Given request — Write out the whole listing exactly as it stands.
>> Start
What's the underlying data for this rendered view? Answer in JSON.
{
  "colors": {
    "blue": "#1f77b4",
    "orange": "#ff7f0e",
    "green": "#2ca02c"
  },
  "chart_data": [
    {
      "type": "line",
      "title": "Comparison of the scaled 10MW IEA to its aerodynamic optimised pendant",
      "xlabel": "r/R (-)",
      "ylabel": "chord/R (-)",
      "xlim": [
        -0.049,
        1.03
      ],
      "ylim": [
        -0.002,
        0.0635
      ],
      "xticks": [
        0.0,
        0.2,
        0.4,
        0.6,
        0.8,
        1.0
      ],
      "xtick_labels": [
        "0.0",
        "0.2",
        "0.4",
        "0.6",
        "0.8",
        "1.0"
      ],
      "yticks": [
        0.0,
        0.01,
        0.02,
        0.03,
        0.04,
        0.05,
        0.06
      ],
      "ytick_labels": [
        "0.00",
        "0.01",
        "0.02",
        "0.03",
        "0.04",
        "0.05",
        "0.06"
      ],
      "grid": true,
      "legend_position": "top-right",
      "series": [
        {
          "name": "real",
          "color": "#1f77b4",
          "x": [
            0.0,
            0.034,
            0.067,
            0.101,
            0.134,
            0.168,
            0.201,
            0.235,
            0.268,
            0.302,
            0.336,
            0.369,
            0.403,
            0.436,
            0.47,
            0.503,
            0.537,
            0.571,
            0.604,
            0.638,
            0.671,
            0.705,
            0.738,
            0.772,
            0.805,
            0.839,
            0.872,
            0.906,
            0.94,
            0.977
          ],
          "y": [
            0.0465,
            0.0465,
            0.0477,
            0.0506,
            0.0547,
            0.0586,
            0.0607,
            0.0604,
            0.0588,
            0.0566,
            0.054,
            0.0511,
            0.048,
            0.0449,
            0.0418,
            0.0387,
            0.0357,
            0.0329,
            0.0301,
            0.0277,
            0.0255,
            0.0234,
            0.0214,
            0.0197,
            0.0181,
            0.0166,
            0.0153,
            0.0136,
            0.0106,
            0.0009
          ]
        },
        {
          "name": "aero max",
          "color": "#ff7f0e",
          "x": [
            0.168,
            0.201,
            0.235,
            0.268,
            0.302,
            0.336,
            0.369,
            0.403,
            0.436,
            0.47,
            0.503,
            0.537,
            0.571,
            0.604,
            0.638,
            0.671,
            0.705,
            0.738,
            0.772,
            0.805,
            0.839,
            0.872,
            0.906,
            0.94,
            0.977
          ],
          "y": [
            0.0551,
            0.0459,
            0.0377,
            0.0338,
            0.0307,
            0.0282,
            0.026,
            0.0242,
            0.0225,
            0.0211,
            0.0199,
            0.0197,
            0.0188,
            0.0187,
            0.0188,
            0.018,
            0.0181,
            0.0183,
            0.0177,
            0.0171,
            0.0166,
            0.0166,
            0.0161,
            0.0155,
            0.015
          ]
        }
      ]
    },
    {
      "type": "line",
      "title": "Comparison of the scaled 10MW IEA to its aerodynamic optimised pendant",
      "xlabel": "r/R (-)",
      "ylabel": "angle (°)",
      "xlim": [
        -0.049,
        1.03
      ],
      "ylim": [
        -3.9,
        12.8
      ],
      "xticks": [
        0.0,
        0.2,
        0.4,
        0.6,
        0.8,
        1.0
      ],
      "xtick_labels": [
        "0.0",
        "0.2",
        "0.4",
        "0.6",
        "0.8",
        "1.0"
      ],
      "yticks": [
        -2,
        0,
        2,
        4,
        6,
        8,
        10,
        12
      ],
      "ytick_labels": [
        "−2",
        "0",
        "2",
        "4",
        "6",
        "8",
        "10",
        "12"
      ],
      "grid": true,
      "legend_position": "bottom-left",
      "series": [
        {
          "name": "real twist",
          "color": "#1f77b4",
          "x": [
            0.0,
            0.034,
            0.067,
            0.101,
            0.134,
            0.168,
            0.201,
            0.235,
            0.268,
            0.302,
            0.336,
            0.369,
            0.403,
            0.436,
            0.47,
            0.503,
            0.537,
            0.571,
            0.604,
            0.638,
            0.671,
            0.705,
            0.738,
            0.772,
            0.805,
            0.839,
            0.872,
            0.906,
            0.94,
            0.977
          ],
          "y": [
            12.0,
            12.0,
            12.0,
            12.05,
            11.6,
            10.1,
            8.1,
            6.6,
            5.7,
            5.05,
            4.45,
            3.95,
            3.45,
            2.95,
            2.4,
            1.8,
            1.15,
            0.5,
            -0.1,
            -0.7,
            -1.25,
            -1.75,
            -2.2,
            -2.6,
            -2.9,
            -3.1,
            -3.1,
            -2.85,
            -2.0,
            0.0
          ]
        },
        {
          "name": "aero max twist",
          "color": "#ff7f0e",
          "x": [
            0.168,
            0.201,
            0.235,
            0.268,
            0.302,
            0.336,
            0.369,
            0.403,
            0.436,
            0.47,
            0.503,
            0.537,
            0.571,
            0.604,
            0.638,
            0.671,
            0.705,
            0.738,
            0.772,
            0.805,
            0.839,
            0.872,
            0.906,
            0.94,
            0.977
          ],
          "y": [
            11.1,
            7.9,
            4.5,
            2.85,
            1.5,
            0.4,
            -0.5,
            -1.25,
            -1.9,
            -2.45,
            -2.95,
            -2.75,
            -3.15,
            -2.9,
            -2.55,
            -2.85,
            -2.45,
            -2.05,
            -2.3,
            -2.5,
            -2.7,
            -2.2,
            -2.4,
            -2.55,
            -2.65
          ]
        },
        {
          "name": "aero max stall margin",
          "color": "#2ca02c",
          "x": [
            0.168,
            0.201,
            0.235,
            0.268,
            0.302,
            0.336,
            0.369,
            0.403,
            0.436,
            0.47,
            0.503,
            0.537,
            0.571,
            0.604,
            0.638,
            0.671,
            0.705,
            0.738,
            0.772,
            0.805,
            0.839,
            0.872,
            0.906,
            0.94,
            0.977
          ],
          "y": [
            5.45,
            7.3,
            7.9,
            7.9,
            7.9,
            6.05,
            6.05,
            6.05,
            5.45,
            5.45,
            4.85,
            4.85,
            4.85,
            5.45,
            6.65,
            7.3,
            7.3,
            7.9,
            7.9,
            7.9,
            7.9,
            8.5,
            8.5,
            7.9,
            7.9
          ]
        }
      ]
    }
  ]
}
>> End
Finished answer —
What's the underlying data for this rendered view? Answer in JSON.
{
  "colors": {
    "blue": "#1f77b4",
    "orange": "#ff7f0e",
    "green": "#2ca02c"
  },
  "chart_data": [
    {
      "type": "line",
      "title": "Comparison of the scaled 10MW IEA to its aerodynamic optimised pendant",
      "xlabel": "r/R (-)",
      "ylabel": "chord/R (-)",
      "xlim": [
        -0.049,
        1.03
      ],
      "ylim": [
        -0.002,
        0.0635
      ],
      "xticks": [
        0.0,
        0.2,
        0.4,
        0.6,
        0.8,
        1.0
      ],
      "xtick_labels": [
        "0.0",
        "0.2",
        "0.4",
        "0.6",
        "0.8",
        "1.0"
      ],
      "yticks": [
        0.0,
        0.01,
        0.02,
        0.03,
        0.04,
        0.05,
        0.06
      ],
      "ytick_labels": [
        "0.00",
        "0.01",
        "0.02",
        "0.03",
        "0.04",
        "0.05",
        "0.06"
      ],
      "grid": true,
      "legend_position": "top-right",
      "series": [
        {
          "name": "real",
          "color": "#1f77b4",
          "x": [
            0.0,
            0.034,
            0.067,
            0.101,
            0.134,
            0.168,
            0.201,
            0.235,
            0.268,
            0.302,
            0.336,
            0.369,
            0.403,
            0.436,
            0.47,
            0.503,
            0.537,
            0.571,
            0.604,
            0.638,
            0.671,
            0.705,
            0.738,
            0.772,
            0.805,
            0.839,
            0.872,
            0.906,
            0.94,
            0.977
          ],
          "y": [
            0.0465,
            0.0465,
            0.0477,
            0.0506,
            0.0547,
            0.0586,
            0.0607,
            0.0604,
            0.0588,
            0.0566,
            0.054,
            0.0511,
            0.048,
            0.0449,
            0.0418,
            0.0387,
            0.0357,
            0.0329,
            0.0301,
            0.0277,
            0.0255,
            0.0234,
            0.0214,
            0.0197,
            0.0181,
            0.0166,
            0.0153,
            0.0136,
            0.0106,
            0.0009
          ]
        },
        {
          "name": "aero max",
          "color": "#ff7f0e",
          "x": [
            0.168,
            0.201,
            0.235,
            0.268,
            0.302,
            0.336,
            0.369,
            0.403,
            0.436,
            0.47,
            0.503,
            0.537,
            0.571,
            0.604,
            0.638,
            0.671,
            0.705,
            0.738,
            0.772,
            0.805,
            0.839,
            0.872,
            0.906,
            0.94,
            0.977
          ],
          "y": [
            0.0551,
            0.0459,
            0.0377,
            0.0338,
            0.0307,
            0.0282,
            0.026,
            0.0242,
            0.0225,
            0.0211,
            0.0199,
            0.0197,
            0.0188,
            0.0187,
            0.0188,
            0.018,
            0.0181,
            0.0183,
            0.0177,
            0.0171,
            0.0166,
            0.0166,
            0.0161,
            0.0155,
            0.015
          ]
        }
      ]
    },
    {
      "type": "line",
      "title": "Comparison of the scaled 10MW IEA to its aerodynamic optimised pendant",
      "xlabel": "r/R (-)",
      "ylabel": "angle (°)",
      "xlim": [
        -0.049,
        1.03
      ],
      "ylim": [
        -3.9,
        12.8
      ],
      "xticks": [
        0.0,
        0.2,
        0.4,
        0.6,
        0.8,
        1.0
      ],
      "xtick_labels": [
        "0.0",
        "0.2",
        "0.4",
        "0.6",
        "0.8",
        "1.0"
      ],
      "yticks": [
        -2,
        0,
        2,
        4,
        6,
        8,
        10,
        12
      ],
      "ytick_labels": [
        "−2",
        "0",
        "2",
        "4",
        "6",
        "8",
        "10",
        "12"
      ],
      "grid": true,
      "legend_position": "bottom-left",
      "series": [
        {
          "name": "real twist",
          "color": "#1f77b4",
          "x": [
            0.0,
            0.034,
            0.067,
            0.101,
            0.134,
            0.168,
            0.201,
            0.235,
            0.268,
            0.302,
            0.336,
            0.369,
            0.403,
            0.436,
            0.47,
            0.503,
            0.537,
            0.571,
            0.604,
            0.638,
            0.671,
            0.705,
            0.738,
            0.772,
            0.805,
            0.839,
            0.872,
            0.906,
            0.94,
            0.977
          ],
          "y": [
            12.0,
            12.0,
            12.0,
            12.05,
            11.6,
            10.1,
            8.1,
            6.6,
            5.7,
            5.05,
            4.45,
            3.95,
            3.45,
            2.95,
            2.4,
            1.8,
            1.15,
            0.5,
            -0.1,
            -0.7,
            -1.25,
            -1.75,
            -2.2,
            -2.6,
            -2.9,
            -3.1,
            -3.1,
            -2.85,
            -2.0,
            0.0
          ]
        },
        {
          "name": "aero max twist",
          "color": "#ff7f0e",
          "x": [
            0.168,
            0.201,
            0.235,
            0.268,
            0.302,
            0.336,
            0.369,
            0.403,
            0.436,
            0.47,
            0.503,
            0.537,
            0.571,
            0.604,
            0.638,
            0.671,
            0.705,
            0.738,
            0.772,
            0.805,
            0.839,
            0.872,
            0.906,
            0.94,
            0.977
          ],
          "y": [
            11.1,
            7.9,
            4.5,
            2.85,
            1.5,
            0.4,
            -0.5,
            -1.25,
            -1.9,
            -2.45,
            -2.95,
            -2.75,
            -3.15,
            -2.9,
            -2.55,
            -2.85,
            -2.45,
            -2.05,
            -2.3,
            -2.5,
            -2.7,
            -2.2,
            -2.4,
            -2.55,
            -2.65
          ]
        },
        {
          "name": "aero max stall margin",
          "color": "#2ca02c",
          "x": [
            0.168,
            0.201,
            0.235,
            0.268,
            0.302,
            0.336,
            0.369,
            0.403,
            0.436,
            0.47,
            0.503,
            0.537,
            0.571,
            0.604,
            0.638,
            0.671,
            0.705,
            0.738,
            0.772,
            0.805,
            0.839,
            0.872,
            0.906,
            0.94,
            0.977
          ],
          "y": [
            5.45,
            7.3,
            7.9,
            7.9,
            7.9,
            6.05,
            6.05,
            6.05,
            5.45,
            5.45,
            4.85,
            4.85,
            4.85,
            5.45,
            6.65,
            7.3,
            7.3,
            7.9,
            7.9,
            7.9,
            7.9,
            8.5,
            8.5,
            7.9,
            7.9
          ]
        }
      ]
    }
  ]
}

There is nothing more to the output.